Task: Write out each line that follows exactly as it stands, without the pictures.

[Data tied to figure images]
+---+

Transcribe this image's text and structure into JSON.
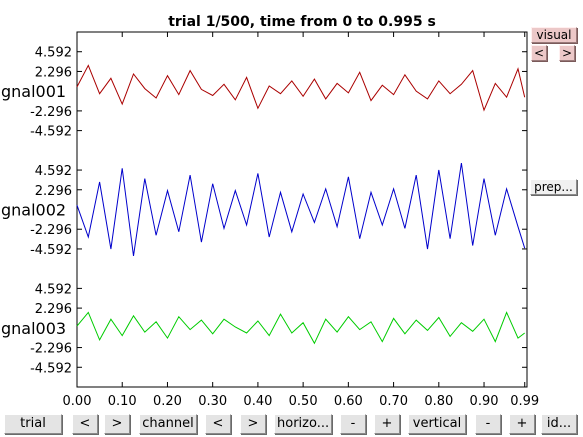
{
  "chart_data": {
    "type": "line",
    "title": "trial 1/500, time from 0 to 0.995 s",
    "x_ticks": [
      "0.00",
      "0.10",
      "0.20",
      "0.30",
      "0.40",
      "0.50",
      "0.60",
      "0.70",
      "0.80",
      "0.90",
      "0.99"
    ],
    "xlim": [
      0,
      0.995
    ],
    "grid": false,
    "series": [
      {
        "name": "gnal001",
        "color": "#aa0000",
        "y_ticks": [
          "4.592",
          "2.296",
          "-2.296",
          "-4.592"
        ],
        "ylim": [
          -6.888,
          6.888
        ],
        "x": [
          0,
          0.025,
          0.05,
          0.075,
          0.1,
          0.125,
          0.15,
          0.175,
          0.2,
          0.225,
          0.25,
          0.275,
          0.3,
          0.325,
          0.35,
          0.375,
          0.4,
          0.425,
          0.45,
          0.475,
          0.5,
          0.525,
          0.55,
          0.575,
          0.6,
          0.625,
          0.65,
          0.675,
          0.7,
          0.725,
          0.75,
          0.775,
          0.8,
          0.825,
          0.85,
          0.875,
          0.9,
          0.925,
          0.95,
          0.975,
          0.99
        ],
        "y": [
          0.5,
          3.0,
          -0.3,
          1.5,
          -1.5,
          2.0,
          0.3,
          -0.8,
          1.8,
          -0.4,
          2.4,
          0.2,
          -0.5,
          0.8,
          -1.0,
          1.6,
          -2.0,
          0.6,
          -0.3,
          1.2,
          -0.6,
          1.4,
          -0.9,
          0.9,
          -0.2,
          2.2,
          -1.1,
          0.7,
          -0.4,
          1.9,
          0.0,
          -0.9,
          1.2,
          -0.3,
          0.8,
          2.4,
          -2.2,
          0.9,
          -0.7,
          2.6,
          -0.7
        ]
      },
      {
        "name": "gnal002",
        "color": "#0000cc",
        "y_ticks": [
          "4.592",
          "2.296",
          "-2.296",
          "-4.592"
        ],
        "ylim": [
          -6.888,
          6.888
        ],
        "x": [
          0,
          0.025,
          0.05,
          0.075,
          0.1,
          0.125,
          0.15,
          0.175,
          0.2,
          0.225,
          0.25,
          0.275,
          0.3,
          0.325,
          0.35,
          0.375,
          0.4,
          0.425,
          0.45,
          0.475,
          0.5,
          0.525,
          0.55,
          0.575,
          0.6,
          0.625,
          0.65,
          0.675,
          0.7,
          0.725,
          0.75,
          0.775,
          0.8,
          0.825,
          0.85,
          0.875,
          0.9,
          0.925,
          0.95,
          0.975,
          0.99
        ],
        "y": [
          0.5,
          -3.2,
          3.2,
          -4.6,
          4.8,
          -5.4,
          3.6,
          -3.0,
          2.2,
          -2.6,
          4.0,
          -3.8,
          3.0,
          -2.2,
          2.2,
          -1.8,
          4.2,
          -3.2,
          2.0,
          -2.6,
          1.8,
          -1.5,
          2.4,
          -2.0,
          3.8,
          -3.4,
          2.0,
          -1.8,
          2.4,
          -2.2,
          4.0,
          -4.6,
          4.6,
          -3.4,
          5.4,
          -4.2,
          3.6,
          -3.0,
          2.4,
          -2.0,
          -4.5
        ]
      },
      {
        "name": "gnal003",
        "color": "#00cc00",
        "y_ticks": [
          "4.592",
          "2.296",
          "-2.296",
          "-4.592"
        ],
        "ylim": [
          -6.888,
          6.888
        ],
        "x": [
          0,
          0.025,
          0.05,
          0.075,
          0.1,
          0.125,
          0.15,
          0.175,
          0.2,
          0.225,
          0.25,
          0.275,
          0.3,
          0.325,
          0.35,
          0.375,
          0.4,
          0.425,
          0.45,
          0.475,
          0.5,
          0.525,
          0.55,
          0.575,
          0.6,
          0.625,
          0.65,
          0.675,
          0.7,
          0.725,
          0.75,
          0.775,
          0.8,
          0.825,
          0.85,
          0.875,
          0.9,
          0.925,
          0.95,
          0.975,
          0.99
        ],
        "y": [
          0.2,
          1.8,
          -1.4,
          1.0,
          -0.9,
          1.4,
          -0.5,
          0.7,
          -1.2,
          1.3,
          -0.2,
          0.9,
          -0.7,
          1.0,
          0.1,
          -0.6,
          0.8,
          -0.9,
          1.6,
          -0.6,
          0.6,
          -1.8,
          1.0,
          -0.5,
          1.3,
          -0.2,
          0.7,
          -1.6,
          1.1,
          -0.7,
          0.9,
          -0.3,
          1.2,
          -1.0,
          0.6,
          -0.4,
          1.0,
          -1.6,
          1.8,
          -1.2,
          -0.6
        ]
      }
    ]
  },
  "controls": {
    "trial": "trial",
    "trial_prev": "<",
    "trial_next": ">",
    "channel": "channel",
    "channel_prev": "<",
    "channel_next": ">",
    "horizontal": "horizo...",
    "horizontal_minus": "-",
    "horizontal_plus": "+",
    "vertical": "vertical",
    "vertical_minus": "-",
    "vertical_plus": "+",
    "identify": "id...",
    "visual": "visual",
    "visual_prev": "<",
    "visual_next": ">",
    "preproc": "prep..."
  }
}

+---+

The completed task:
Transcribe this image's text and structure into JSON.
{
  "chart_data": {
    "type": "line",
    "title": "trial 1/500, time from 0 to 0.995 s",
    "x_ticks": [
      "0.00",
      "0.10",
      "0.20",
      "0.30",
      "0.40",
      "0.50",
      "0.60",
      "0.70",
      "0.80",
      "0.90",
      "0.99"
    ],
    "xlim": [
      0,
      0.995
    ],
    "grid": false,
    "series": [
      {
        "name": "gnal001",
        "color": "#aa0000",
        "y_ticks": [
          "4.592",
          "2.296",
          "-2.296",
          "-4.592"
        ],
        "ylim": [
          -6.888,
          6.888
        ],
        "x": [
          0,
          0.025,
          0.05,
          0.075,
          0.1,
          0.125,
          0.15,
          0.175,
          0.2,
          0.225,
          0.25,
          0.275,
          0.3,
          0.325,
          0.35,
          0.375,
          0.4,
          0.425,
          0.45,
          0.475,
          0.5,
          0.525,
          0.55,
          0.575,
          0.6,
          0.625,
          0.65,
          0.675,
          0.7,
          0.725,
          0.75,
          0.775,
          0.8,
          0.825,
          0.85,
          0.875,
          0.9,
          0.925,
          0.95,
          0.975,
          0.99
        ],
        "y": [
          0.5,
          3.0,
          -0.3,
          1.5,
          -1.5,
          2.0,
          0.3,
          -0.8,
          1.8,
          -0.4,
          2.4,
          0.2,
          -0.5,
          0.8,
          -1.0,
          1.6,
          -2.0,
          0.6,
          -0.3,
          1.2,
          -0.6,
          1.4,
          -0.9,
          0.9,
          -0.2,
          2.2,
          -1.1,
          0.7,
          -0.4,
          1.9,
          0.0,
          -0.9,
          1.2,
          -0.3,
          0.8,
          2.4,
          -2.2,
          0.9,
          -0.7,
          2.6,
          -0.7
        ]
      },
      {
        "name": "gnal002",
        "color": "#0000cc",
        "y_ticks": [
          "4.592",
          "2.296",
          "-2.296",
          "-4.592"
        ],
        "ylim": [
          -6.888,
          6.888
        ],
        "x": [
          0,
          0.025,
          0.05,
          0.075,
          0.1,
          0.125,
          0.15,
          0.175,
          0.2,
          0.225,
          0.25,
          0.275,
          0.3,
          0.325,
          0.35,
          0.375,
          0.4,
          0.425,
          0.45,
          0.475,
          0.5,
          0.525,
          0.55,
          0.575,
          0.6,
          0.625,
          0.65,
          0.675,
          0.7,
          0.725,
          0.75,
          0.775,
          0.8,
          0.825,
          0.85,
          0.875,
          0.9,
          0.925,
          0.95,
          0.975,
          0.99
        ],
        "y": [
          0.5,
          -3.2,
          3.2,
          -4.6,
          4.8,
          -5.4,
          3.6,
          -3.0,
          2.2,
          -2.6,
          4.0,
          -3.8,
          3.0,
          -2.2,
          2.2,
          -1.8,
          4.2,
          -3.2,
          2.0,
          -2.6,
          1.8,
          -1.5,
          2.4,
          -2.0,
          3.8,
          -3.4,
          2.0,
          -1.8,
          2.4,
          -2.2,
          4.0,
          -4.6,
          4.6,
          -3.4,
          5.4,
          -4.2,
          3.6,
          -3.0,
          2.4,
          -2.0,
          -4.5
        ]
      },
      {
        "name": "gnal003",
        "color": "#00cc00",
        "y_ticks": [
          "4.592",
          "2.296",
          "-2.296",
          "-4.592"
        ],
        "ylim": [
          -6.888,
          6.888
        ],
        "x": [
          0,
          0.025,
          0.05,
          0.075,
          0.1,
          0.125,
          0.15,
          0.175,
          0.2,
          0.225,
          0.25,
          0.275,
          0.3,
          0.325,
          0.35,
          0.375,
          0.4,
          0.425,
          0.45,
          0.475,
          0.5,
          0.525,
          0.55,
          0.575,
          0.6,
          0.625,
          0.65,
          0.675,
          0.7,
          0.725,
          0.75,
          0.775,
          0.8,
          0.825,
          0.85,
          0.875,
          0.9,
          0.925,
          0.95,
          0.975,
          0.99
        ],
        "y": [
          0.2,
          1.8,
          -1.4,
          1.0,
          -0.9,
          1.4,
          -0.5,
          0.7,
          -1.2,
          1.3,
          -0.2,
          0.9,
          -0.7,
          1.0,
          0.1,
          -0.6,
          0.8,
          -0.9,
          1.6,
          -0.6,
          0.6,
          -1.8,
          1.0,
          -0.5,
          1.3,
          -0.2,
          0.7,
          -1.6,
          1.1,
          -0.7,
          0.9,
          -0.3,
          1.2,
          -1.0,
          0.6,
          -0.4,
          1.0,
          -1.6,
          1.8,
          -1.2,
          -0.6
        ]
      }
    ]
  },
  "controls": {
    "trial": "trial",
    "trial_prev": "<",
    "trial_next": ">",
    "channel": "channel",
    "channel_prev": "<",
    "channel_next": ">",
    "horizontal": "horizo...",
    "horizontal_minus": "-",
    "horizontal_plus": "+",
    "vertical": "vertical",
    "vertical_minus": "-",
    "vertical_plus": "+",
    "identify": "id...",
    "visual": "visual",
    "visual_prev": "<",
    "visual_next": ">",
    "preproc": "prep..."
  }
}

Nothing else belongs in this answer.